**Stored records:**
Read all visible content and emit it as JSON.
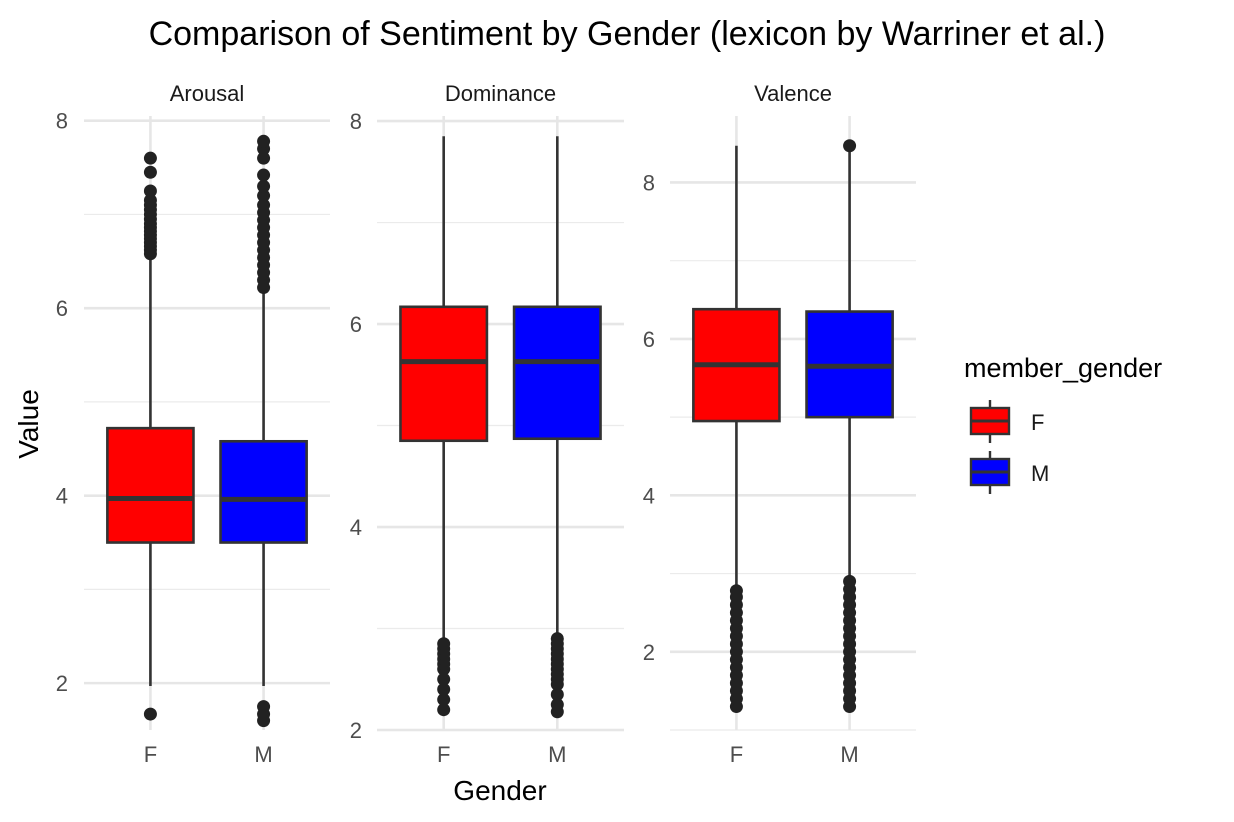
{
  "chart_data": {
    "type": "boxplot",
    "title": "Comparison of Sentiment by Gender (lexicon by Warriner et al.)",
    "xlabel": "Gender",
    "ylabel": "Value",
    "categories": [
      "F",
      "M"
    ],
    "legend": {
      "title": "member_gender",
      "position": "right",
      "entries": [
        {
          "label": "F",
          "color": "#ff0000"
        },
        {
          "label": "M",
          "color": "#0000ff"
        }
      ]
    },
    "grid": true,
    "facets": [
      {
        "name": "Arousal",
        "ylim": [
          1.5,
          8.05
        ],
        "yticks": [
          2,
          4,
          6,
          8
        ],
        "boxes": [
          {
            "category": "F",
            "whisker_low": 1.97,
            "q1": 3.5,
            "median": 3.97,
            "q3": 4.72,
            "whisker_high": 6.55,
            "outliers": [
              1.67,
              6.58,
              6.62,
              6.66,
              6.7,
              6.74,
              6.78,
              6.82,
              6.86,
              6.9,
              6.95,
              7.0,
              7.05,
              7.1,
              7.15,
              7.25,
              7.45,
              7.6
            ]
          },
          {
            "category": "M",
            "whisker_low": 1.97,
            "q1": 3.5,
            "median": 3.96,
            "q3": 4.58,
            "whisker_high": 6.2,
            "outliers": [
              1.6,
              1.67,
              1.75,
              6.22,
              6.3,
              6.38,
              6.46,
              6.54,
              6.62,
              6.7,
              6.78,
              6.86,
              6.94,
              7.02,
              7.1,
              7.2,
              7.3,
              7.42,
              7.6,
              7.7,
              7.78
            ]
          }
        ]
      },
      {
        "name": "Dominance",
        "ylim": [
          2.0,
          8.05
        ],
        "yticks": [
          2,
          4,
          6,
          8
        ],
        "boxes": [
          {
            "category": "F",
            "whisker_low": 2.9,
            "q1": 4.85,
            "median": 5.63,
            "q3": 6.17,
            "whisker_high": 7.85,
            "outliers": [
              2.2,
              2.3,
              2.4,
              2.5,
              2.6,
              2.65,
              2.7,
              2.75,
              2.8,
              2.85
            ]
          },
          {
            "category": "M",
            "whisker_low": 2.95,
            "q1": 4.87,
            "median": 5.63,
            "q3": 6.17,
            "whisker_high": 7.85,
            "outliers": [
              2.18,
              2.25,
              2.35,
              2.45,
              2.5,
              2.55,
              2.6,
              2.65,
              2.7,
              2.75,
              2.8,
              2.85,
              2.9
            ]
          }
        ]
      },
      {
        "name": "Valence",
        "ylim": [
          1.0,
          8.85
        ],
        "yticks": [
          2,
          4,
          6,
          8
        ],
        "boxes": [
          {
            "category": "F",
            "whisker_low": 2.8,
            "q1": 4.95,
            "median": 5.67,
            "q3": 6.38,
            "whisker_high": 8.47,
            "outliers": [
              1.3,
              1.4,
              1.5,
              1.6,
              1.7,
              1.8,
              1.9,
              2.0,
              2.1,
              2.2,
              2.3,
              2.4,
              2.5,
              2.6,
              2.7,
              2.78
            ]
          },
          {
            "category": "M",
            "whisker_low": 2.95,
            "q1": 5.0,
            "median": 5.65,
            "q3": 6.35,
            "whisker_high": 8.4,
            "outliers": [
              1.3,
              1.4,
              1.5,
              1.6,
              1.7,
              1.8,
              1.9,
              2.0,
              2.1,
              2.2,
              2.3,
              2.4,
              2.5,
              2.6,
              2.7,
              2.8,
              2.9,
              8.47
            ]
          }
        ]
      }
    ]
  }
}
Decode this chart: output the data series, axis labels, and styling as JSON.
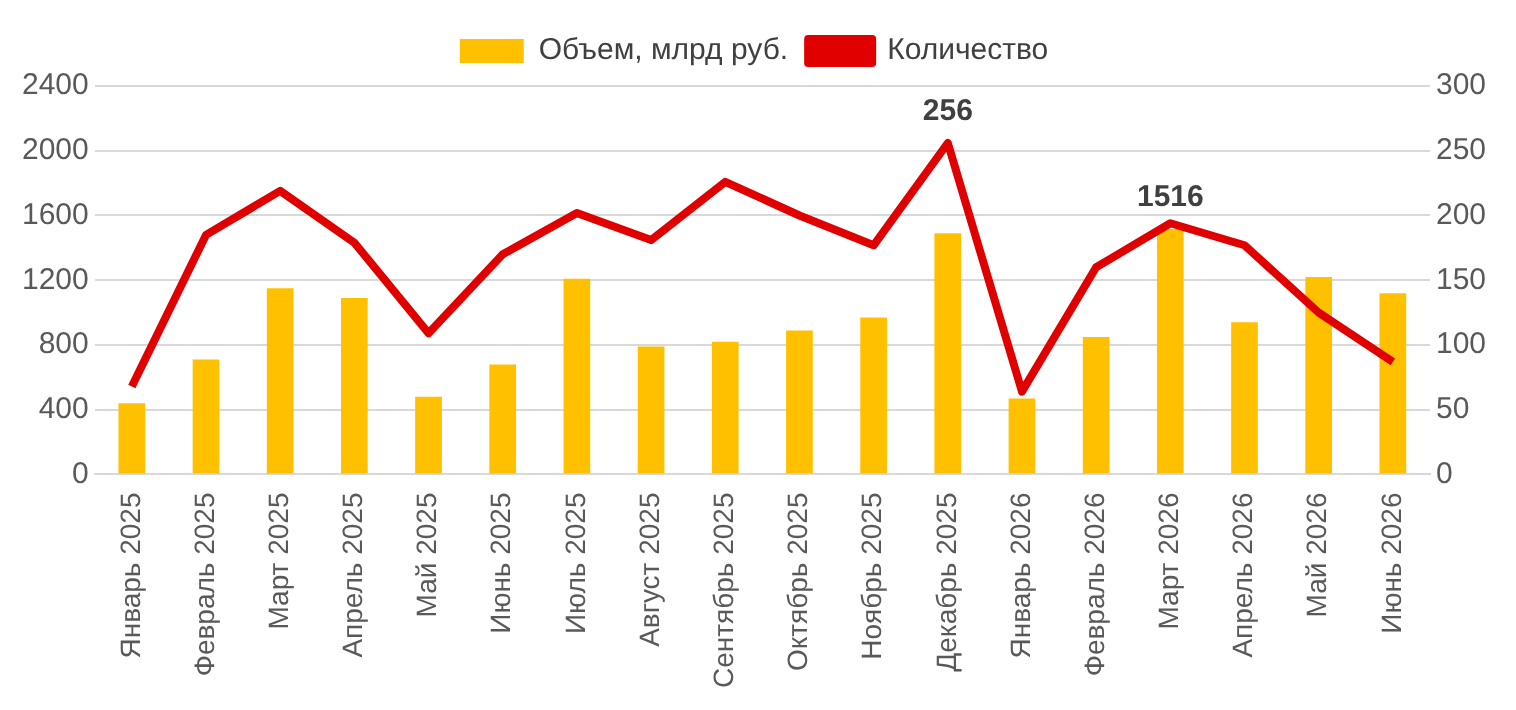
{
  "chart_data": {
    "type": "bar",
    "categories": [
      "Январь 2025",
      "Февраль 2025",
      "Март 2025",
      "Апрель 2025",
      "Май 2025",
      "Июнь 2025",
      "Июль 2025",
      "Август 2025",
      "Сентябрь 2025",
      "Октябрь 2025",
      "Ноябрь 2025",
      "Декабрь 2025",
      "Январь 2026",
      "Февраль 2026",
      "Март 2026",
      "Апрель 2026",
      "Май 2026",
      "Июнь 2026"
    ],
    "series": [
      {
        "name": "Объем, млрд руб.",
        "color": "#ffc000",
        "values": [
          440,
          710,
          1150,
          1090,
          480,
          680,
          1210,
          790,
          820,
          890,
          970,
          1490,
          470,
          850,
          1516,
          940,
          1220,
          1120
        ],
        "value_labels": [
          null,
          null,
          null,
          null,
          null,
          null,
          null,
          null,
          null,
          null,
          null,
          null,
          null,
          null,
          "1516",
          null,
          null,
          null
        ]
      },
      {
        "name": "Количество",
        "type": "line",
        "axis": "y2",
        "color": "#e00000",
        "values": [
          68,
          185,
          219,
          179,
          109,
          170,
          202,
          181,
          226,
          200,
          177,
          256,
          64,
          160,
          194,
          177,
          125,
          87
        ],
        "value_labels": [
          null,
          null,
          null,
          null,
          null,
          null,
          null,
          null,
          null,
          null,
          null,
          "256",
          null,
          null,
          null,
          null,
          null,
          null
        ]
      }
    ],
    "ylim": [
      0,
      2400
    ],
    "yticks": [
      0,
      400,
      800,
      1200,
      1600,
      2000,
      2400
    ],
    "y2lim": [
      0,
      300
    ],
    "y2ticks": [
      0,
      50,
      100,
      150,
      200,
      250,
      300
    ],
    "grid": "y",
    "legend": "top",
    "marker": "none"
  }
}
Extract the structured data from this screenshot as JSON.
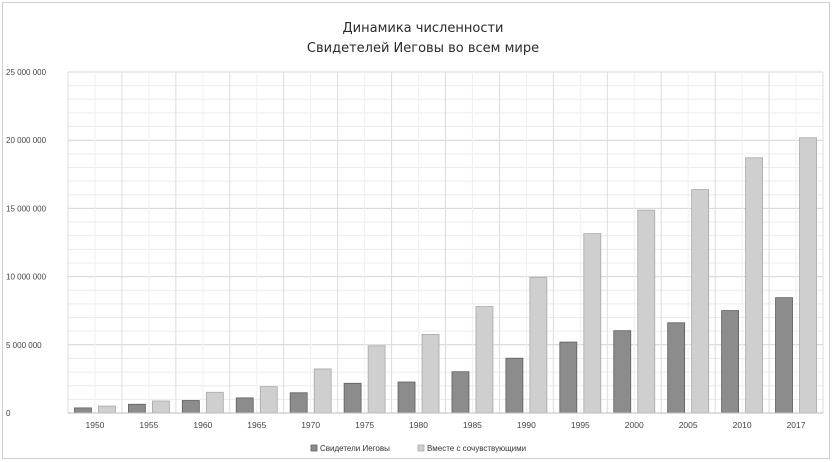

**Stated task:** Gather each line of the listing containing the word "title" and show it.

**Completed exercise:**
    "title": "Comparison of Sentiment by Gender (lexicon by Warriner et al.)",
      "title": "member_gender",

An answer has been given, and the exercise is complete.